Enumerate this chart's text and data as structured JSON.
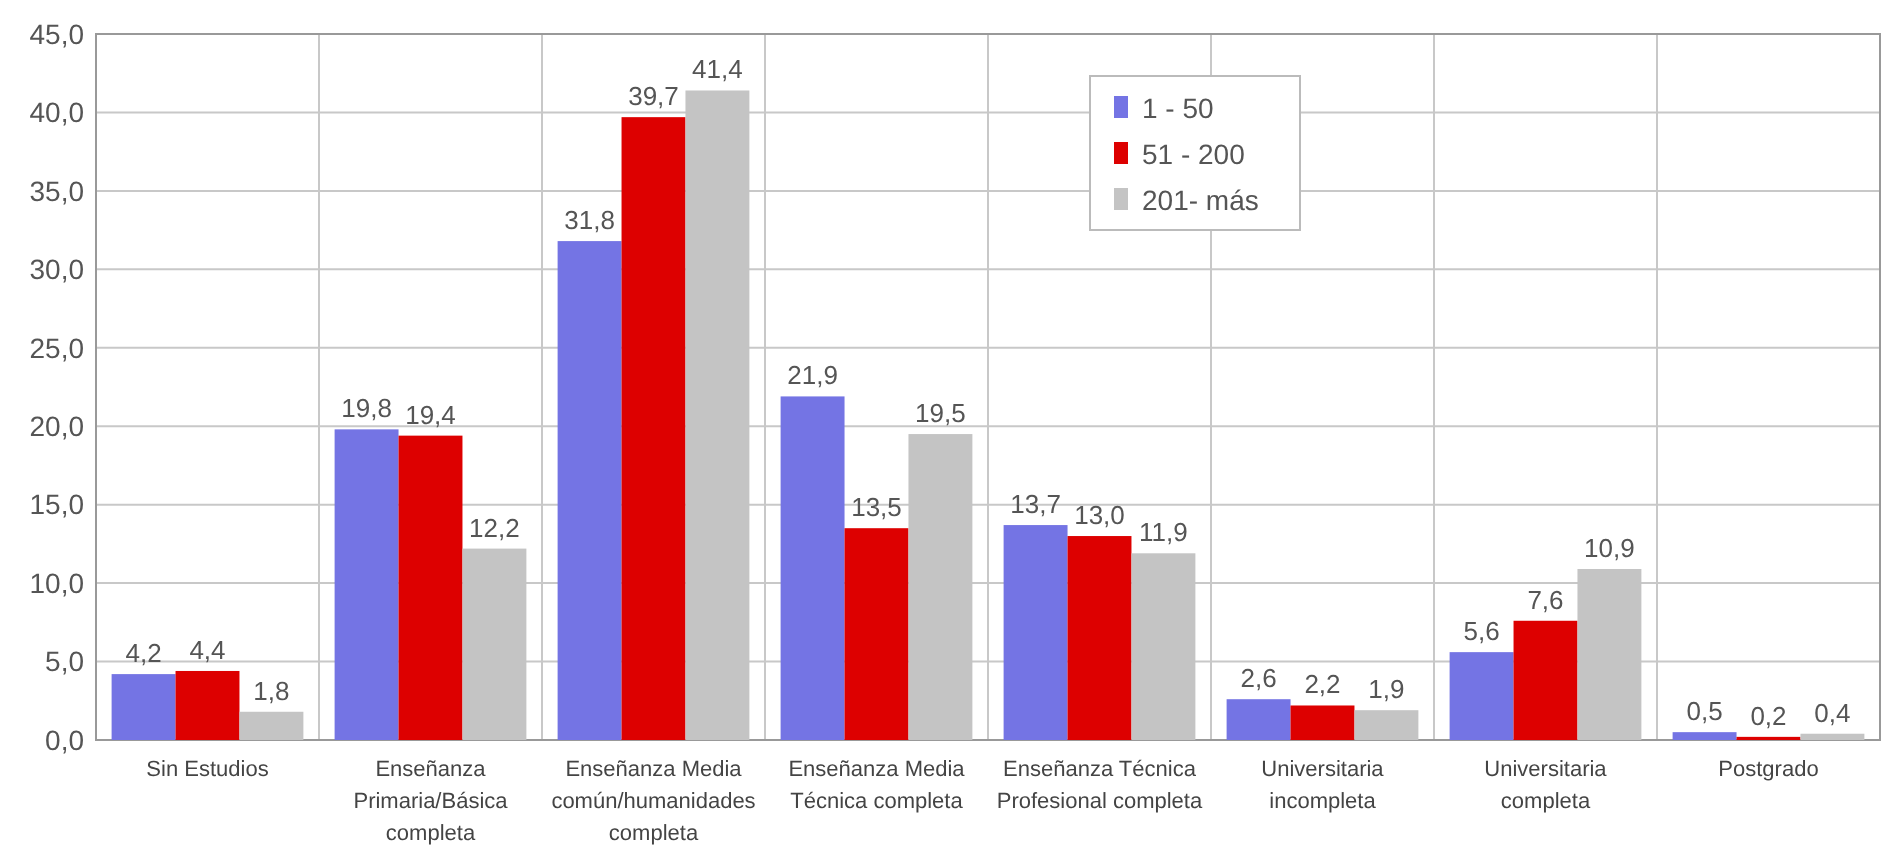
{
  "chart_data": {
    "type": "bar",
    "categories": [
      "Sin Estudios",
      "Enseñanza\nPrimaria/Básica\ncompleta",
      "Enseñanza Media\ncomún/humanidades\ncompleta",
      "Enseñanza Media\nTécnica completa",
      "Enseñanza Técnica\nProfesional completa",
      "Universitaria\nincompleta",
      "Universitaria\ncompleta",
      "Postgrado"
    ],
    "series": [
      {
        "name": "1 - 50",
        "color": "#7474e4",
        "values": [
          4.2,
          19.8,
          31.8,
          21.9,
          13.7,
          2.6,
          5.6,
          0.5
        ],
        "value_labels": [
          "4,2",
          "19,8",
          "31,8",
          "21,9",
          "13,7",
          "2,6",
          "5,6",
          "0,5"
        ]
      },
      {
        "name": "51 - 200",
        "color": "#dd0000",
        "values": [
          4.4,
          19.4,
          39.7,
          13.5,
          13.0,
          2.2,
          7.6,
          0.2
        ],
        "value_labels": [
          "4,4",
          "19,4",
          "39,7",
          "13,5",
          "13,0",
          "2,2",
          "7,6",
          "0,2"
        ]
      },
      {
        "name": "201- más",
        "color": "#c4c4c4",
        "values": [
          1.8,
          12.2,
          41.4,
          19.5,
          11.9,
          1.9,
          10.9,
          0.4
        ],
        "value_labels": [
          "1,8",
          "12,2",
          "41,4",
          "19,5",
          "11,9",
          "1,9",
          "10,9",
          "0,4"
        ]
      }
    ],
    "ylim": [
      0,
      45
    ],
    "yticks": [
      {
        "value": 0,
        "label": "0,0"
      },
      {
        "value": 5,
        "label": "5,0"
      },
      {
        "value": 10,
        "label": "10,0"
      },
      {
        "value": 15,
        "label": "15,0"
      },
      {
        "value": 20,
        "label": "20,0"
      },
      {
        "value": 25,
        "label": "25,0"
      },
      {
        "value": 30,
        "label": "30,0"
      },
      {
        "value": 35,
        "label": "35,0"
      },
      {
        "value": 40,
        "label": "40,0"
      },
      {
        "value": 45,
        "label": "45,0"
      }
    ],
    "grid": true,
    "legend": "top"
  }
}
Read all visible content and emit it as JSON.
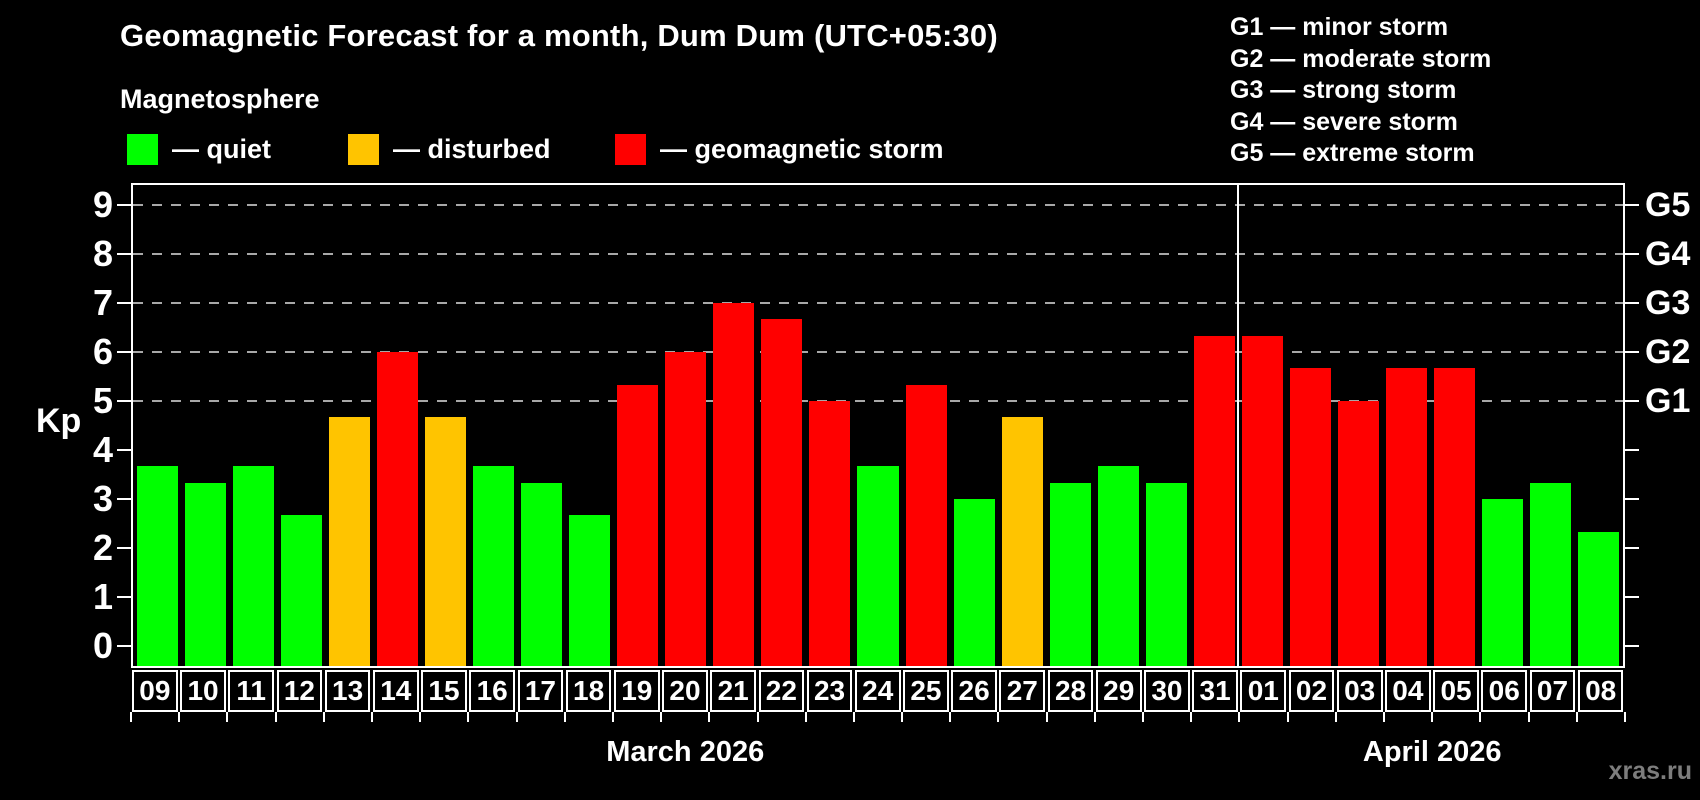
{
  "title": "Geomagnetic Forecast for a month, Dum Dum (UTC+05:30)",
  "subtitle": "Magnetosphere",
  "legend": {
    "items": [
      {
        "status": "quiet",
        "label": "— quiet",
        "color": "#00ff00"
      },
      {
        "status": "disturbed",
        "label": "— disturbed",
        "color": "#ffc400"
      },
      {
        "status": "storm",
        "label": "— geomagnetic storm",
        "color": "#ff0000"
      }
    ]
  },
  "g_scale_legend": [
    "G1 — minor storm",
    "G2 — moderate storm",
    "G3 — strong storm",
    "G4 — severe storm",
    "G5 — extreme storm"
  ],
  "y_axis": {
    "label": "Kp",
    "ticks": [
      0,
      1,
      2,
      3,
      4,
      5,
      6,
      7,
      8,
      9
    ]
  },
  "right_axis": {
    "labels": [
      {
        "kp": 5,
        "text": "G1"
      },
      {
        "kp": 6,
        "text": "G2"
      },
      {
        "kp": 7,
        "text": "G3"
      },
      {
        "kp": 8,
        "text": "G4"
      },
      {
        "kp": 9,
        "text": "G5"
      }
    ]
  },
  "months": [
    {
      "label": "March 2026",
      "start": 0,
      "count": 23
    },
    {
      "label": "April 2026",
      "start": 23,
      "count": 8
    }
  ],
  "watermark": "xras.ru",
  "chart_data": {
    "type": "bar",
    "title": "Geomagnetic Forecast for a month, Dum Dum (UTC+05:30)",
    "xlabel": "",
    "ylabel": "Kp",
    "ylim": [
      -0.4,
      9.4
    ],
    "grid": "dashed horizontal at Kp 5-9 only",
    "gridlines_kp": [
      5,
      6,
      7,
      8,
      9
    ],
    "legend_position": "top-left",
    "month_separator_after_index": 22,
    "categories": [
      "09",
      "10",
      "11",
      "12",
      "13",
      "14",
      "15",
      "16",
      "17",
      "18",
      "19",
      "20",
      "21",
      "22",
      "23",
      "24",
      "25",
      "26",
      "27",
      "28",
      "29",
      "30",
      "31",
      "01",
      "02",
      "03",
      "04",
      "05",
      "06",
      "07",
      "08"
    ],
    "values": [
      3.67,
      3.33,
      3.67,
      2.67,
      4.67,
      6.0,
      4.67,
      3.67,
      3.33,
      2.67,
      5.33,
      6.0,
      7.0,
      6.67,
      5.0,
      3.67,
      5.33,
      3.0,
      4.67,
      3.33,
      3.67,
      3.33,
      6.33,
      6.33,
      5.67,
      5.0,
      5.67,
      5.67,
      3.0,
      3.33,
      2.33
    ],
    "statuses": [
      "quiet",
      "quiet",
      "quiet",
      "quiet",
      "disturbed",
      "storm",
      "disturbed",
      "quiet",
      "quiet",
      "quiet",
      "storm",
      "storm",
      "storm",
      "storm",
      "storm",
      "quiet",
      "storm",
      "quiet",
      "disturbed",
      "quiet",
      "quiet",
      "quiet",
      "storm",
      "storm",
      "storm",
      "storm",
      "storm",
      "storm",
      "quiet",
      "quiet",
      "quiet"
    ]
  }
}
+ + + + + + +
**What to work on:** Repeat the material above in full and exactly, omitting the pictures.

**Reply to the exercise:**
Enumerate this chart's text and data as structured JSON.
{
  "chart_data": {
    "type": "bar",
    "categories": [
      "Sin Estudios",
      "Enseñanza\nPrimaria/Básica\ncompleta",
      "Enseñanza Media\ncomún/humanidades\ncompleta",
      "Enseñanza Media\nTécnica completa",
      "Enseñanza Técnica\nProfesional completa",
      "Universitaria\nincompleta",
      "Universitaria\ncompleta",
      "Postgrado"
    ],
    "series": [
      {
        "name": "1 - 50",
        "color": "#7474e4",
        "values": [
          4.2,
          19.8,
          31.8,
          21.9,
          13.7,
          2.6,
          5.6,
          0.5
        ],
        "value_labels": [
          "4,2",
          "19,8",
          "31,8",
          "21,9",
          "13,7",
          "2,6",
          "5,6",
          "0,5"
        ]
      },
      {
        "name": "51 - 200",
        "color": "#dd0000",
        "values": [
          4.4,
          19.4,
          39.7,
          13.5,
          13.0,
          2.2,
          7.6,
          0.2
        ],
        "value_labels": [
          "4,4",
          "19,4",
          "39,7",
          "13,5",
          "13,0",
          "2,2",
          "7,6",
          "0,2"
        ]
      },
      {
        "name": "201- más",
        "color": "#c4c4c4",
        "values": [
          1.8,
          12.2,
          41.4,
          19.5,
          11.9,
          1.9,
          10.9,
          0.4
        ],
        "value_labels": [
          "1,8",
          "12,2",
          "41,4",
          "19,5",
          "11,9",
          "1,9",
          "10,9",
          "0,4"
        ]
      }
    ],
    "ylim": [
      0,
      45
    ],
    "yticks": [
      {
        "value": 0,
        "label": "0,0"
      },
      {
        "value": 5,
        "label": "5,0"
      },
      {
        "value": 10,
        "label": "10,0"
      },
      {
        "value": 15,
        "label": "15,0"
      },
      {
        "value": 20,
        "label": "20,0"
      },
      {
        "value": 25,
        "label": "25,0"
      },
      {
        "value": 30,
        "label": "30,0"
      },
      {
        "value": 35,
        "label": "35,0"
      },
      {
        "value": 40,
        "label": "40,0"
      },
      {
        "value": 45,
        "label": "45,0"
      }
    ],
    "grid": true,
    "legend": "top"
  }
}
Read all visible content and emit it as JSON.
{
  "title": "Geomagnetic Forecast for a month, Dum Dum (UTC+05:30)",
  "subtitle": "Magnetosphere",
  "legend": {
    "items": [
      {
        "status": "quiet",
        "label": "— quiet",
        "color": "#00ff00"
      },
      {
        "status": "disturbed",
        "label": "— disturbed",
        "color": "#ffc400"
      },
      {
        "status": "storm",
        "label": "— geomagnetic storm",
        "color": "#ff0000"
      }
    ]
  },
  "g_scale_legend": [
    "G1 — minor storm",
    "G2 — moderate storm",
    "G3 — strong storm",
    "G4 — severe storm",
    "G5 — extreme storm"
  ],
  "y_axis": {
    "label": "Kp",
    "ticks": [
      0,
      1,
      2,
      3,
      4,
      5,
      6,
      7,
      8,
      9
    ]
  },
  "right_axis": {
    "labels": [
      {
        "kp": 5,
        "text": "G1"
      },
      {
        "kp": 6,
        "text": "G2"
      },
      {
        "kp": 7,
        "text": "G3"
      },
      {
        "kp": 8,
        "text": "G4"
      },
      {
        "kp": 9,
        "text": "G5"
      }
    ]
  },
  "months": [
    {
      "label": "March 2026",
      "start": 0,
      "count": 23
    },
    {
      "label": "April 2026",
      "start": 23,
      "count": 8
    }
  ],
  "watermark": "xras.ru",
  "chart_data": {
    "type": "bar",
    "title": "Geomagnetic Forecast for a month, Dum Dum (UTC+05:30)",
    "xlabel": "",
    "ylabel": "Kp",
    "ylim": [
      -0.4,
      9.4
    ],
    "grid": "dashed horizontal at Kp 5-9 only",
    "gridlines_kp": [
      5,
      6,
      7,
      8,
      9
    ],
    "legend_position": "top-left",
    "month_separator_after_index": 22,
    "categories": [
      "09",
      "10",
      "11",
      "12",
      "13",
      "14",
      "15",
      "16",
      "17",
      "18",
      "19",
      "20",
      "21",
      "22",
      "23",
      "24",
      "25",
      "26",
      "27",
      "28",
      "29",
      "30",
      "31",
      "01",
      "02",
      "03",
      "04",
      "05",
      "06",
      "07",
      "08"
    ],
    "values": [
      3.67,
      3.33,
      3.67,
      2.67,
      4.67,
      6.0,
      4.67,
      3.67,
      3.33,
      2.67,
      5.33,
      6.0,
      7.0,
      6.67,
      5.0,
      3.67,
      5.33,
      3.0,
      4.67,
      3.33,
      3.67,
      3.33,
      6.33,
      6.33,
      5.67,
      5.0,
      5.67,
      5.67,
      3.0,
      3.33,
      2.33
    ],
    "statuses": [
      "quiet",
      "quiet",
      "quiet",
      "quiet",
      "disturbed",
      "storm",
      "disturbed",
      "quiet",
      "quiet",
      "quiet",
      "storm",
      "storm",
      "storm",
      "storm",
      "storm",
      "quiet",
      "storm",
      "quiet",
      "disturbed",
      "quiet",
      "quiet",
      "quiet",
      "storm",
      "storm",
      "storm",
      "storm",
      "storm",
      "storm",
      "quiet",
      "quiet",
      "quiet"
    ]
  }
}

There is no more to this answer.